Data in this exercise:
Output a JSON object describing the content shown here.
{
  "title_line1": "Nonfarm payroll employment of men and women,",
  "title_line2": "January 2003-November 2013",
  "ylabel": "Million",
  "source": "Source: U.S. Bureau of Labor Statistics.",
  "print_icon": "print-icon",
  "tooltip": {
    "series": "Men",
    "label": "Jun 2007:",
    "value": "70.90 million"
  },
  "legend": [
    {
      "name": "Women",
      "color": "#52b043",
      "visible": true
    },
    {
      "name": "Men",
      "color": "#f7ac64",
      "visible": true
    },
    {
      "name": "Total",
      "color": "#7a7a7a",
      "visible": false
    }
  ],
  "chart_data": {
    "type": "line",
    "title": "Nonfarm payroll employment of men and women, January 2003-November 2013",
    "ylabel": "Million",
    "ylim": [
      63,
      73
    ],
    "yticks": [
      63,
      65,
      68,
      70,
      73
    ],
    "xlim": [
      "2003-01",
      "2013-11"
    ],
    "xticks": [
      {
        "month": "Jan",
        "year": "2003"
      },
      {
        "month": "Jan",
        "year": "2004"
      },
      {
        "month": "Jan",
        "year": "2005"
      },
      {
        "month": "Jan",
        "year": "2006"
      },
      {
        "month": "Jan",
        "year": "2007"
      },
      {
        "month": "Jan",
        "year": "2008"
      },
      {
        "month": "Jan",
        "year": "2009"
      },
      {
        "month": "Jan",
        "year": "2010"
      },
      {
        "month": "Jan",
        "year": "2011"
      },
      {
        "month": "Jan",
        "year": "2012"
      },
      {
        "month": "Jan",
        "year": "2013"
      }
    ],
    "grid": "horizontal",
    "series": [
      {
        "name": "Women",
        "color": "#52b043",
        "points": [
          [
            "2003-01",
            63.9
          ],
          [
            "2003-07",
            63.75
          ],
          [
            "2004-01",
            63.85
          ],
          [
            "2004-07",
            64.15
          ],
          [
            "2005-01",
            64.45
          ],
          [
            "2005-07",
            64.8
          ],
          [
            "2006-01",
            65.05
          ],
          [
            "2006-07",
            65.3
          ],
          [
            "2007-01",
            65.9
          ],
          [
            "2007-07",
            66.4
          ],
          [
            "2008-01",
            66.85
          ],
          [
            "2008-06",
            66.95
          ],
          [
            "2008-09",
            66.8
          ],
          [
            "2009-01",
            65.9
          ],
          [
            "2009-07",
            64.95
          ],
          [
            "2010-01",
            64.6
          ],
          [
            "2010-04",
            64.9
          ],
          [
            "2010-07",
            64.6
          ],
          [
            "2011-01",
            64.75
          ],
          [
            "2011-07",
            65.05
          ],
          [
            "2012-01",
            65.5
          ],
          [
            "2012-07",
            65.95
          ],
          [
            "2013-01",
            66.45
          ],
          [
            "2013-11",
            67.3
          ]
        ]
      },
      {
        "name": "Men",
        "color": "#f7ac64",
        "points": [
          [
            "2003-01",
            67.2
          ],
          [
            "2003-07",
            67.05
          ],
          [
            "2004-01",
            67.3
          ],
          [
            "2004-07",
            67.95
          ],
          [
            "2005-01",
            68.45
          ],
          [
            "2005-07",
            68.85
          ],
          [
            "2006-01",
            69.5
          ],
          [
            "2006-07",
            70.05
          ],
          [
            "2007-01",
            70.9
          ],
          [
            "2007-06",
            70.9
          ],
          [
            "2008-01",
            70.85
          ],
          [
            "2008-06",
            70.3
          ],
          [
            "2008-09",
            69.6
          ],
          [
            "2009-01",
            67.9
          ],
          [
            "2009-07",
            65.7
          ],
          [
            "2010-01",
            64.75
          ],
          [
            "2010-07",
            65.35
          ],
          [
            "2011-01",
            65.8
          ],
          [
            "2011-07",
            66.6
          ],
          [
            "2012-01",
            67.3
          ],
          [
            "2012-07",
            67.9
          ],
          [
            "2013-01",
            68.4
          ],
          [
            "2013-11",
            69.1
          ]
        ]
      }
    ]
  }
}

* * *

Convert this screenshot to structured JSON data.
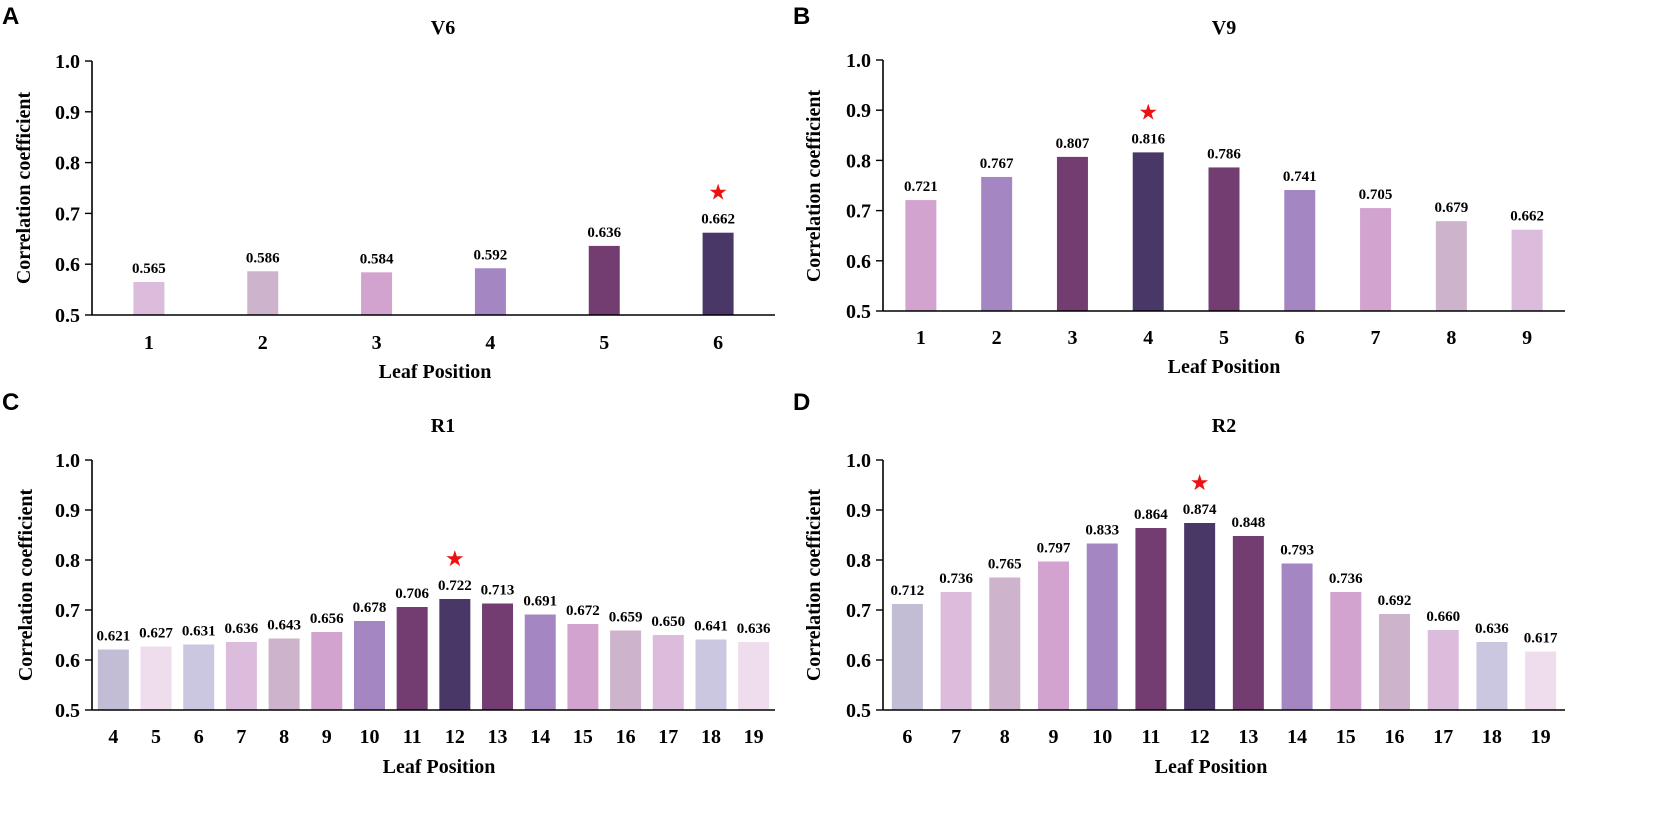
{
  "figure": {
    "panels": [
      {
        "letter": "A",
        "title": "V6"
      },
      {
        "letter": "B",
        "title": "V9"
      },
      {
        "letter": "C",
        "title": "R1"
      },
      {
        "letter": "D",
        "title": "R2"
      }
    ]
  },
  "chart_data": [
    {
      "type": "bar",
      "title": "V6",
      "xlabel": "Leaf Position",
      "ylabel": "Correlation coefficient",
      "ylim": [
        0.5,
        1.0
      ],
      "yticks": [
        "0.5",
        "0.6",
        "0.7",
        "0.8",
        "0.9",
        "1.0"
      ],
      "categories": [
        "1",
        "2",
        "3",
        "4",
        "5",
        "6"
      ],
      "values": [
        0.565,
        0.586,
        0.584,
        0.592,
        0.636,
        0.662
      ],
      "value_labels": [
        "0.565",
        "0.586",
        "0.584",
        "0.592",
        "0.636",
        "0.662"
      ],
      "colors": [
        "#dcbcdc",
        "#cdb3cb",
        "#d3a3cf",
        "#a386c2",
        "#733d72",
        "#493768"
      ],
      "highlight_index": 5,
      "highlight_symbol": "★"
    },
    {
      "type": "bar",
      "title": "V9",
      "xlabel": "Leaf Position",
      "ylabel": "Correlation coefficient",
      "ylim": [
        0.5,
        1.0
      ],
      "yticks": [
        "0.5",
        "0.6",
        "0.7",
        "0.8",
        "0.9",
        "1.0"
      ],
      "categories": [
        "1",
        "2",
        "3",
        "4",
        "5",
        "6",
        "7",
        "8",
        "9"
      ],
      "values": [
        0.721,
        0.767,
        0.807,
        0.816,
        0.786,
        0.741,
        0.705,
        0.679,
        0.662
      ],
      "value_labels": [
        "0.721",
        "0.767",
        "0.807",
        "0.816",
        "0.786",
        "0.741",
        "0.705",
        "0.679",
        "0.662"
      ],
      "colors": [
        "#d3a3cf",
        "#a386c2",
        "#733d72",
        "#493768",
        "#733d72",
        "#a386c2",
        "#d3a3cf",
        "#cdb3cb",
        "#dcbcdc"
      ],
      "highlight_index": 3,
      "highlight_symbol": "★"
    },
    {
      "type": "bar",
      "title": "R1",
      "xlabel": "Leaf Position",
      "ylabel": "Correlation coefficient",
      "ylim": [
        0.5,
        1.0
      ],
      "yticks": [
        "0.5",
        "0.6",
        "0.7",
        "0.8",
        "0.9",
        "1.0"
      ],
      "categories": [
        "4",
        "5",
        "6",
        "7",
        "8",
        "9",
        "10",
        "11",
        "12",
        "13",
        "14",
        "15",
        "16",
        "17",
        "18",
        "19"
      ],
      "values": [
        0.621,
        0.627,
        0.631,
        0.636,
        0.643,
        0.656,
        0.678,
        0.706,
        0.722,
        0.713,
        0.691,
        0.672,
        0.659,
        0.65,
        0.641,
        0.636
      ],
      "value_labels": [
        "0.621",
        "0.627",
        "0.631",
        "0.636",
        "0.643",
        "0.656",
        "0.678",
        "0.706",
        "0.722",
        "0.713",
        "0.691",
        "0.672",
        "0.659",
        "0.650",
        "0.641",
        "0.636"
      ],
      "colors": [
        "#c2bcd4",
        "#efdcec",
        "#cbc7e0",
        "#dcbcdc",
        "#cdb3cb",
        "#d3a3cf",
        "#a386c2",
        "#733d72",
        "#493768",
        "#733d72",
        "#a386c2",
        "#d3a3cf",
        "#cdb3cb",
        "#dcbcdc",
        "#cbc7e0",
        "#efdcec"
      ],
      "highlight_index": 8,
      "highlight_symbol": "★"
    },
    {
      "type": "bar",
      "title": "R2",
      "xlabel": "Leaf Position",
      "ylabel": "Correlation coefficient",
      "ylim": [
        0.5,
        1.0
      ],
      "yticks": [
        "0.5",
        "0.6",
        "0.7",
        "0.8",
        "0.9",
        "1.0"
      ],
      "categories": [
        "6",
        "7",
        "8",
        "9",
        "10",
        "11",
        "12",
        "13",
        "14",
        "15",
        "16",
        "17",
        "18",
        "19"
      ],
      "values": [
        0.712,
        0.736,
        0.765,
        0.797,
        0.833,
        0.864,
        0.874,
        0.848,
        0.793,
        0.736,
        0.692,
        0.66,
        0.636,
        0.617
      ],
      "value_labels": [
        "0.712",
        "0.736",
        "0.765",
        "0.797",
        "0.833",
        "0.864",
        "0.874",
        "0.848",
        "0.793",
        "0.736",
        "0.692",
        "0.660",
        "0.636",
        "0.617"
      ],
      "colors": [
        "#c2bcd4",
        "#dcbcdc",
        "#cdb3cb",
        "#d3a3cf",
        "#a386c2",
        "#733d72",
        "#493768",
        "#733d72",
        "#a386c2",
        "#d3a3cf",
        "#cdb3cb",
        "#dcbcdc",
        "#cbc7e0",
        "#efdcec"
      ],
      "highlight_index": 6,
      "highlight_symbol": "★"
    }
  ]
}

Task objective: List every line in the records above that contains the word "JSON".

Result below:
Output a JSON object describing the content shown here.
Convert this screenshot to structured JSON data.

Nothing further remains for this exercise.